Extracted data entries:

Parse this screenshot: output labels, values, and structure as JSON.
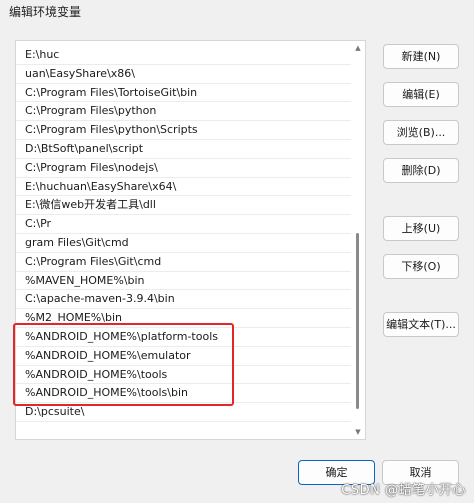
{
  "window": {
    "title": "编辑环境变量"
  },
  "list": {
    "items": [
      "E:\\huc",
      "uan\\EasyShare\\x86\\",
      "C:\\Program Files\\TortoiseGit\\bin",
      "C:\\Program Files\\python",
      "C:\\Program Files\\python\\Scripts",
      "D:\\BtSoft\\panel\\script",
      "C:\\Program Files\\nodejs\\",
      "E:\\huchuan\\EasyShare\\x64\\",
      "E:\\微信web开发者工具\\dll",
      "C:\\Pr",
      "gram Files\\Git\\cmd",
      "C:\\Program Files\\Git\\cmd",
      "%MAVEN_HOME%\\bin",
      "C:\\apache-maven-3.9.4\\bin",
      "%M2_HOME%\\bin",
      "%ANDROID_HOME%\\platform-tools",
      "%ANDROID_HOME%\\emulator",
      "%ANDROID_HOME%\\tools",
      "%ANDROID_HOME%\\tools\\bin",
      "D:\\pcsuite\\"
    ],
    "highlight_color": "#e3262a"
  },
  "buttons": {
    "new": "新建(N)",
    "edit": "编辑(E)",
    "browse": "浏览(B)...",
    "delete": "删除(D)",
    "move_up": "上移(U)",
    "move_down": "下移(O)",
    "edit_text": "编辑文本(T)...",
    "ok": "确定",
    "cancel": "取消"
  },
  "watermark": "CSDN @蜡笔小开心",
  "colors": {
    "primary_border": "#0a64c8"
  }
}
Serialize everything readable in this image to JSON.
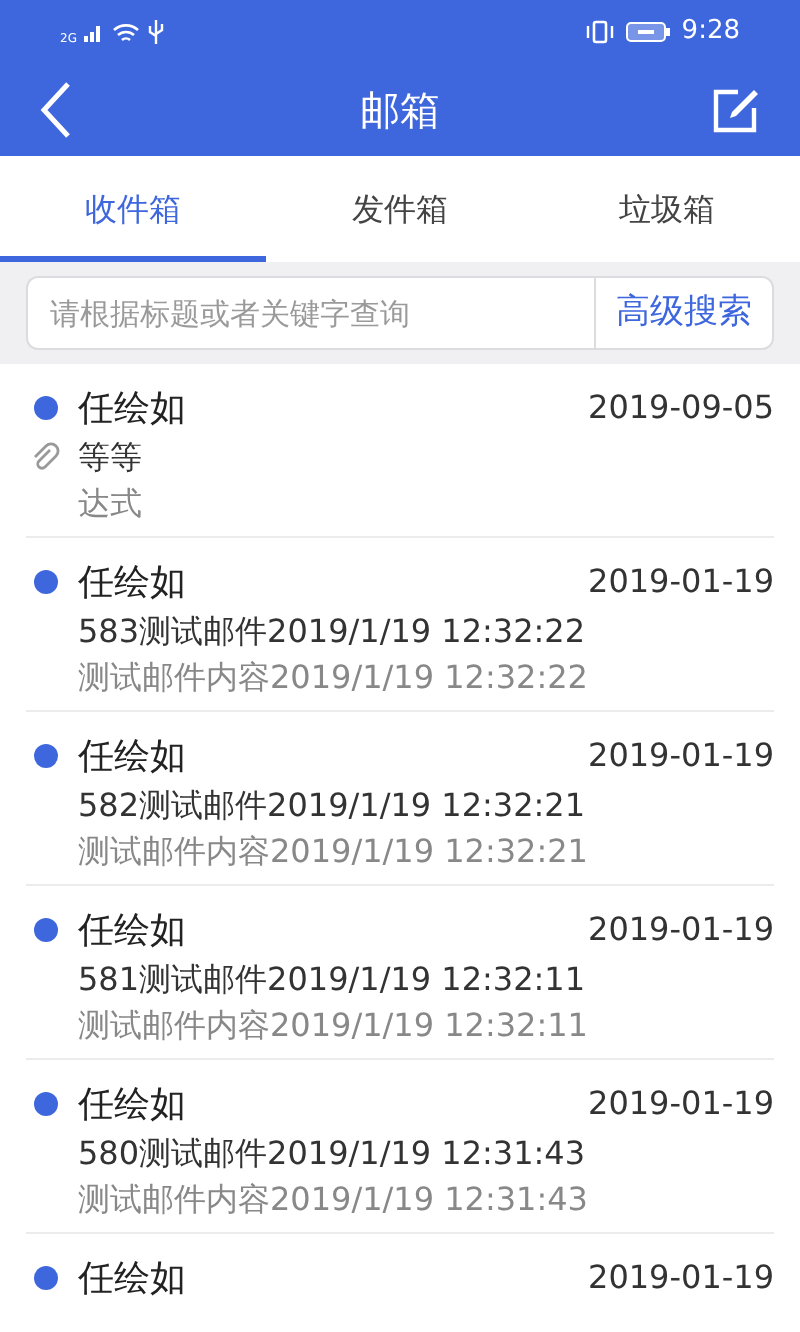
{
  "status_bar": {
    "time": "9:28",
    "network": "2G"
  },
  "header": {
    "title": "邮箱"
  },
  "tabs": [
    {
      "label": "收件箱",
      "selected": true
    },
    {
      "label": "发件箱",
      "selected": false
    },
    {
      "label": "垃圾箱",
      "selected": false
    }
  ],
  "search": {
    "placeholder": "请根据标题或者关键字查询",
    "button": "高级搜索"
  },
  "messages": [
    {
      "sender": "任绘如",
      "date": "2019-09-05",
      "subject": "等等",
      "preview": "达式",
      "unread": true,
      "attachment": true
    },
    {
      "sender": "任绘如",
      "date": "2019-01-19",
      "subject": "583测试邮件2019/1/19 12:32:22",
      "preview": "测试邮件内容2019/1/19 12:32:22",
      "unread": true,
      "attachment": false
    },
    {
      "sender": "任绘如",
      "date": "2019-01-19",
      "subject": "582测试邮件2019/1/19 12:32:21",
      "preview": "测试邮件内容2019/1/19 12:32:21",
      "unread": true,
      "attachment": false
    },
    {
      "sender": "任绘如",
      "date": "2019-01-19",
      "subject": "581测试邮件2019/1/19 12:32:11",
      "preview": "测试邮件内容2019/1/19 12:32:11",
      "unread": true,
      "attachment": false
    },
    {
      "sender": "任绘如",
      "date": "2019-01-19",
      "subject": "580测试邮件2019/1/19 12:31:43",
      "preview": "测试邮件内容2019/1/19 12:31:43",
      "unread": true,
      "attachment": false
    },
    {
      "sender": "任绘如",
      "date": "2019-01-19",
      "unread": true,
      "attachment": false
    }
  ]
}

▶ Set task
Every line in the data above that contains "EasyShare" needs to be copied.

▶ Output of the exercise
      "uan\\EasyShare\\x86\\",
      "E:\\huchuan\\EasyShare\\x64\\",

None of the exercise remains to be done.